═════ SUPPLIED RECORDS

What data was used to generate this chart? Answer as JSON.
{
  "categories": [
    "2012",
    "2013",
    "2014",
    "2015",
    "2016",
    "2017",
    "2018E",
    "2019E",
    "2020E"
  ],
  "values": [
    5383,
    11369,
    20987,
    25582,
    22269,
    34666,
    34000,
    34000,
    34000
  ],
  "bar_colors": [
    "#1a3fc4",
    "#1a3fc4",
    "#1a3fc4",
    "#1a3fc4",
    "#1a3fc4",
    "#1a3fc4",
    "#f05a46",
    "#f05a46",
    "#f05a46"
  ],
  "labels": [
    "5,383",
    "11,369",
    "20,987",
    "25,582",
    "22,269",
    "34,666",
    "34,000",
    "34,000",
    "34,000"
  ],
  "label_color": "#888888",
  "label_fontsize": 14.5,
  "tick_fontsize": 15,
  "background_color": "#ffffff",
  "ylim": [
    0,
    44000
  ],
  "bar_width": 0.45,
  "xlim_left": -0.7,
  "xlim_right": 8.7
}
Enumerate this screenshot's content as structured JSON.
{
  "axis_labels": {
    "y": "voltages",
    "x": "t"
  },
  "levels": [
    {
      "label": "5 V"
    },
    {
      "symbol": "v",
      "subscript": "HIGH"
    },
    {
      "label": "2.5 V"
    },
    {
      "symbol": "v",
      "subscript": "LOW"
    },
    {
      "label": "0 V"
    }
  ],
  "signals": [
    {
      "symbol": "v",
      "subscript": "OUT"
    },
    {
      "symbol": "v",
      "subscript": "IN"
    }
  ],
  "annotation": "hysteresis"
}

══════════

DIRECTIONS FOR THIS TASK:
Extract all lines of the records above that include "subscript".

SOLUTION TO THIS TASK:
      "subscript": "HIGH"
      "subscript": "LOW"
      "subscript": "OUT"
      "subscript": "IN"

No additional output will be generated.